▸ Data rows
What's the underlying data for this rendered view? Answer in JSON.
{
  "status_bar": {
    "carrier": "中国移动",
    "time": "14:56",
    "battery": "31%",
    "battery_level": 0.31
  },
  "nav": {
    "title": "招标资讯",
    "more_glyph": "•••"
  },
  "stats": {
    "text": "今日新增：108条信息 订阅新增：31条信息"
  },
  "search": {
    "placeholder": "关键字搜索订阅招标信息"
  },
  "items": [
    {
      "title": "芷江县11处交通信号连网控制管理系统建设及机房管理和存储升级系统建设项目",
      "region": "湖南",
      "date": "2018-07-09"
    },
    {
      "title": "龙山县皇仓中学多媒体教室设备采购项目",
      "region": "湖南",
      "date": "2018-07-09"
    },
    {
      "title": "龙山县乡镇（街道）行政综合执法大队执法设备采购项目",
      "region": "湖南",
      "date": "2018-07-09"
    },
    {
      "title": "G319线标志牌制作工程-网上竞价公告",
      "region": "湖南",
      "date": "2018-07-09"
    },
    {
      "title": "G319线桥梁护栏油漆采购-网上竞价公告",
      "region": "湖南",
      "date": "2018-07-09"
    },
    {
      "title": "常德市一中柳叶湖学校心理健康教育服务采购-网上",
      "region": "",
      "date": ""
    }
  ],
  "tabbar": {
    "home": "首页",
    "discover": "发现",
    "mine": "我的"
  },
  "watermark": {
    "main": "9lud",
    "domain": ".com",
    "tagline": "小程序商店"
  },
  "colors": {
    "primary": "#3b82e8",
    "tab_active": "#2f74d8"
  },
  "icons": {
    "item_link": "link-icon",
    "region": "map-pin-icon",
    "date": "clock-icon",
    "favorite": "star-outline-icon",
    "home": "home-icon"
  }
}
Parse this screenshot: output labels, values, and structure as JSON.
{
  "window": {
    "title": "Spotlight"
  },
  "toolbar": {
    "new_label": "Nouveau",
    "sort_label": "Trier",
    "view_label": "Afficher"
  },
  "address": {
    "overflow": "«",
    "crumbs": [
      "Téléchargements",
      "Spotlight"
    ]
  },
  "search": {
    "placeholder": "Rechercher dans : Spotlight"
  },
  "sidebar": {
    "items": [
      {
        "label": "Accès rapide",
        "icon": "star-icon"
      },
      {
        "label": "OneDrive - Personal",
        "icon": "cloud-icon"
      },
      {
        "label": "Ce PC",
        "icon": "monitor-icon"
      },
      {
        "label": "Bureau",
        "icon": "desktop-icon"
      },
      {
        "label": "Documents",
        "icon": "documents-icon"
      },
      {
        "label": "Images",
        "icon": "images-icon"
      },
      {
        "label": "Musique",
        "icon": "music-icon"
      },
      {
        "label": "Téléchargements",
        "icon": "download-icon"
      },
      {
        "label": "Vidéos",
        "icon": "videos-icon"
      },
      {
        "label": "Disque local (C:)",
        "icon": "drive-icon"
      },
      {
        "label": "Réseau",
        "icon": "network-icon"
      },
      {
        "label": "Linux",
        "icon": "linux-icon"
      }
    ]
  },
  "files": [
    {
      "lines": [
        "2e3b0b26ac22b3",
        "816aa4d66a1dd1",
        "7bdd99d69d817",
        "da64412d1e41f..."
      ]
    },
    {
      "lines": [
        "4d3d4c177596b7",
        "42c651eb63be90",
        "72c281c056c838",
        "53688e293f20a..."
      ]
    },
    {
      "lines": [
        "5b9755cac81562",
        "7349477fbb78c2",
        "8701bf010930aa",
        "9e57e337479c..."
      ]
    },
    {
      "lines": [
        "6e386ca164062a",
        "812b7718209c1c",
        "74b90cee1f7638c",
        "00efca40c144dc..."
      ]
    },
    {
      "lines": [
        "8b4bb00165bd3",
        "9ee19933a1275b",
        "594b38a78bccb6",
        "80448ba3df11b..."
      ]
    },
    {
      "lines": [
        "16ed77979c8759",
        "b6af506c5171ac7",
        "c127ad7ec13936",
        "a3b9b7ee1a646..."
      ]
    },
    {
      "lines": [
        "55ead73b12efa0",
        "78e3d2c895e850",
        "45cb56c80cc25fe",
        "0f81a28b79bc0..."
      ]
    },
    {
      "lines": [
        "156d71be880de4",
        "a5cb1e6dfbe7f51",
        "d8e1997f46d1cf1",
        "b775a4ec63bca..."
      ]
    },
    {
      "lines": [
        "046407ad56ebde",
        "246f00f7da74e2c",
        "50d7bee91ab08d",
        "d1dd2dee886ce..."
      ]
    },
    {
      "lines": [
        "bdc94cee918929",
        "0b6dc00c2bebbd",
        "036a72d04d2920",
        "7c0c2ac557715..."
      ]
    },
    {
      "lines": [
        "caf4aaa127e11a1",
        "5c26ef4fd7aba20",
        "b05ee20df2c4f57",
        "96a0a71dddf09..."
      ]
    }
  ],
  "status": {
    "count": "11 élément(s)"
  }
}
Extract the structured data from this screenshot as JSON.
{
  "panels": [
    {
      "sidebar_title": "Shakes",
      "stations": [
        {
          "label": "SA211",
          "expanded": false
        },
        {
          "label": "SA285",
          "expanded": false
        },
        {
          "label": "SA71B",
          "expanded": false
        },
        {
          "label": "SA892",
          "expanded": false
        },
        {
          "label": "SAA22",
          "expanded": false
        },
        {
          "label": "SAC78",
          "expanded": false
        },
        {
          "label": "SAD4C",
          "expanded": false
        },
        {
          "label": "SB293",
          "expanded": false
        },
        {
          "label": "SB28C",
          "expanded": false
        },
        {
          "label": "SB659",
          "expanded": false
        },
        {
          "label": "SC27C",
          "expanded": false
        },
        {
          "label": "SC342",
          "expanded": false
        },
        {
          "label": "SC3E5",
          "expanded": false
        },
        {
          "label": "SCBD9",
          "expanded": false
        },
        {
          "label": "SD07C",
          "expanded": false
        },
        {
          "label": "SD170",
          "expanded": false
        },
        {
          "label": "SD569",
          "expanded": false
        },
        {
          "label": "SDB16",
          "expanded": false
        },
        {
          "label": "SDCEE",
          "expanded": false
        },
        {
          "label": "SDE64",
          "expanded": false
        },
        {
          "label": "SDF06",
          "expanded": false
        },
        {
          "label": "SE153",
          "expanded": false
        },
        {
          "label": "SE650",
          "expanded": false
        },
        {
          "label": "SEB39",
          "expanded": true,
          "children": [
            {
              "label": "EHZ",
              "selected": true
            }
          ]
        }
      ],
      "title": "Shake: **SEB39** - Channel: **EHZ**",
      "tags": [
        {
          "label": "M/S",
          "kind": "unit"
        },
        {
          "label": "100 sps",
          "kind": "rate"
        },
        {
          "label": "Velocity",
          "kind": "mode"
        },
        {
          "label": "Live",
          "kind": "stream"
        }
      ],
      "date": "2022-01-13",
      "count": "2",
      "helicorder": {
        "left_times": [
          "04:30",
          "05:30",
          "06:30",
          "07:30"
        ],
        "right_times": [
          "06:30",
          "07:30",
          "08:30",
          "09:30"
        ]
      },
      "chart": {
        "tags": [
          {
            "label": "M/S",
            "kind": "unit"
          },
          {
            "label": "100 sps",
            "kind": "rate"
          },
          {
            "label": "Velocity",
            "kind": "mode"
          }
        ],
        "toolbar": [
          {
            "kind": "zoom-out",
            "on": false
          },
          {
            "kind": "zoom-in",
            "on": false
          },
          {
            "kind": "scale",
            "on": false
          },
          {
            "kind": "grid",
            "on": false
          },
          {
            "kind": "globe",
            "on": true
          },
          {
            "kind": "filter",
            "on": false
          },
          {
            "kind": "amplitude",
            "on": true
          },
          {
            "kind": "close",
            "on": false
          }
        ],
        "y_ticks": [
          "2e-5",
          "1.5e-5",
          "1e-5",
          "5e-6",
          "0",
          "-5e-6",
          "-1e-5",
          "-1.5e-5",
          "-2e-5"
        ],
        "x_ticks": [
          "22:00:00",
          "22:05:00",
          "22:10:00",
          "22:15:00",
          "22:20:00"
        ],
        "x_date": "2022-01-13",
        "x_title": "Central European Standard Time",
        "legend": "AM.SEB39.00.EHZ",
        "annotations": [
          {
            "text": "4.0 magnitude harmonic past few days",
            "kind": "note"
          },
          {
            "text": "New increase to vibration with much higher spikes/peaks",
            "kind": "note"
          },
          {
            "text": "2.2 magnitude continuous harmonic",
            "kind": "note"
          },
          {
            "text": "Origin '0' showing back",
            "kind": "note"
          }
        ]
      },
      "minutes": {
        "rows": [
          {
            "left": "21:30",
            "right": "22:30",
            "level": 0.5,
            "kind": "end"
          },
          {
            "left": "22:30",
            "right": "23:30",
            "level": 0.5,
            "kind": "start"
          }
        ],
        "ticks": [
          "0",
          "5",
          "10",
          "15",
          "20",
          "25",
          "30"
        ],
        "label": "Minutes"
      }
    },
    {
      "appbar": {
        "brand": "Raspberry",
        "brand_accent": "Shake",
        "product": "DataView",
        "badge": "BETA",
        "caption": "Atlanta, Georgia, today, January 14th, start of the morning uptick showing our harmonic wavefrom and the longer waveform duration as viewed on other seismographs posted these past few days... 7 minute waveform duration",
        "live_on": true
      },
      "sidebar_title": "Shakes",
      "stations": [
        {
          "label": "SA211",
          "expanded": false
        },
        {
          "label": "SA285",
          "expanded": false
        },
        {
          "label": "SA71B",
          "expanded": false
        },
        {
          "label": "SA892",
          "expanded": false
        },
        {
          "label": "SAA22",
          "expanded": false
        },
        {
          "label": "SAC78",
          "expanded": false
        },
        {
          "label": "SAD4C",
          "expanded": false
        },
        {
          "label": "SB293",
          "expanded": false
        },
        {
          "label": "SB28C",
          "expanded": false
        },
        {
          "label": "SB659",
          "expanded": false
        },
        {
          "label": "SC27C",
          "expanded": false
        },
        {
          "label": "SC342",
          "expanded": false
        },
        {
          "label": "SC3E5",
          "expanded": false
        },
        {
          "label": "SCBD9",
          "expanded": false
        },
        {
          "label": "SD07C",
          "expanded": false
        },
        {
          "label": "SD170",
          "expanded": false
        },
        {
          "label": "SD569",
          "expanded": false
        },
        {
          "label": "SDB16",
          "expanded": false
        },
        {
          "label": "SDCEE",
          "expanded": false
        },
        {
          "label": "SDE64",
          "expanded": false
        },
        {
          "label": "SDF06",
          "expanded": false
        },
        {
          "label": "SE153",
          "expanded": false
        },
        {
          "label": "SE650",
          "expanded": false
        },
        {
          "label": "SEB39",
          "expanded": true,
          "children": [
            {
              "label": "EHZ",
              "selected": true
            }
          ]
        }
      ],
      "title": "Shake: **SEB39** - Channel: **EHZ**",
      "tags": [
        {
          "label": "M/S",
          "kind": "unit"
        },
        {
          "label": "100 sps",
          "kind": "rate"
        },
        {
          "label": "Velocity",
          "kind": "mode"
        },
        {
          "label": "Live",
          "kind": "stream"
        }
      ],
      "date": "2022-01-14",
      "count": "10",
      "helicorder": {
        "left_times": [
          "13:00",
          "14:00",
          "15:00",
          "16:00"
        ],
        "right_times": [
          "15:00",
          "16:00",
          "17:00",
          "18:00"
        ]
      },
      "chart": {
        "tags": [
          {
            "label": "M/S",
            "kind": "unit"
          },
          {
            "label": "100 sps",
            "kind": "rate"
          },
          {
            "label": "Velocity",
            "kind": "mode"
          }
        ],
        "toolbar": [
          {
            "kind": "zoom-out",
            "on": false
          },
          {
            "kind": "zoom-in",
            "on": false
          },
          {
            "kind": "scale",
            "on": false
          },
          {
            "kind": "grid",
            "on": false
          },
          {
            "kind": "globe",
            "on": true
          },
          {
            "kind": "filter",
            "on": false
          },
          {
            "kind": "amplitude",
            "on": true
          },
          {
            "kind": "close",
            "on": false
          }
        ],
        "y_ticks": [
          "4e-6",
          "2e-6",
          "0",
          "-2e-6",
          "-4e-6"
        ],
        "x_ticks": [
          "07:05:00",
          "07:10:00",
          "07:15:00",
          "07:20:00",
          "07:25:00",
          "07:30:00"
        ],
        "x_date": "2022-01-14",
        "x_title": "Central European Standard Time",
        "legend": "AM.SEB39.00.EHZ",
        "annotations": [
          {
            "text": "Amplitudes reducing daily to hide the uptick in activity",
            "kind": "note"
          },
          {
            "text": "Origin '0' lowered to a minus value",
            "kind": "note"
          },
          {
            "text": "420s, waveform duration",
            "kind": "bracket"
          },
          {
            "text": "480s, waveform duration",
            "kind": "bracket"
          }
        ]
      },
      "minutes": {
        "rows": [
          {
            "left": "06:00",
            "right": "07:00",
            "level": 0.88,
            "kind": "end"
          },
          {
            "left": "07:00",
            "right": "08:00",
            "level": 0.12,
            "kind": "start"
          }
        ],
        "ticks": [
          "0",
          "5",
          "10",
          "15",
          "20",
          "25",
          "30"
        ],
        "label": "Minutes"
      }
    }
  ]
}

▸ Short exercise
Which lines include the word "harmonic"? List them all.

▸ Expected answer
            "text": "4.0 magnitude harmonic past few days",
            "text": "2.2 magnitude continuous harmonic",
        "caption": "Atlanta, Georgia, today, January 14th, start of the morning uptick showing our harmonic wavefrom and the longer waveform duration as viewed on other seismographs posted these past few days... 7 minute waveform duration",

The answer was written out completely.